**JOB:**
Pictures stay out of your copy, but everything else in the records below must be repeated exactly.
[START]
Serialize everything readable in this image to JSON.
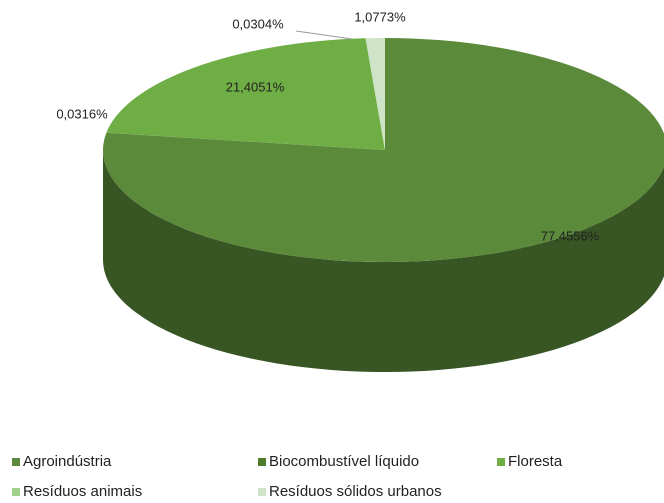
{
  "chart_data": {
    "type": "pie3d",
    "categories": [
      "Agroindústria",
      "Biocombustível líquido",
      "Floresta",
      "Resíduos animais",
      "Resíduos sólidos urbanos"
    ],
    "values": [
      77.4556,
      0.0316,
      21.4051,
      0.0304,
      1.0773
    ],
    "value_labels": [
      "77,4556%",
      "0,0316%",
      "21,4051%",
      "0,0304%",
      "1,0773%"
    ],
    "colors": [
      "#5a8a3a",
      "#4b7d2c",
      "#6fae44",
      "#a3d18a",
      "#cfe3c6"
    ],
    "legend": "bottom"
  }
}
[END]
**WRITTEN SOLUTION:**
Serialize everything readable in this image to JSON.
{
  "chart_data": {
    "type": "pie3d",
    "categories": [
      "Agroindústria",
      "Biocombustível líquido",
      "Floresta",
      "Resíduos animais",
      "Resíduos sólidos urbanos"
    ],
    "values": [
      77.4556,
      0.0316,
      21.4051,
      0.0304,
      1.0773
    ],
    "value_labels": [
      "77,4556%",
      "0,0316%",
      "21,4051%",
      "0,0304%",
      "1,0773%"
    ],
    "colors": [
      "#5a8a3a",
      "#4b7d2c",
      "#6fae44",
      "#a3d18a",
      "#cfe3c6"
    ],
    "legend": "bottom"
  }
}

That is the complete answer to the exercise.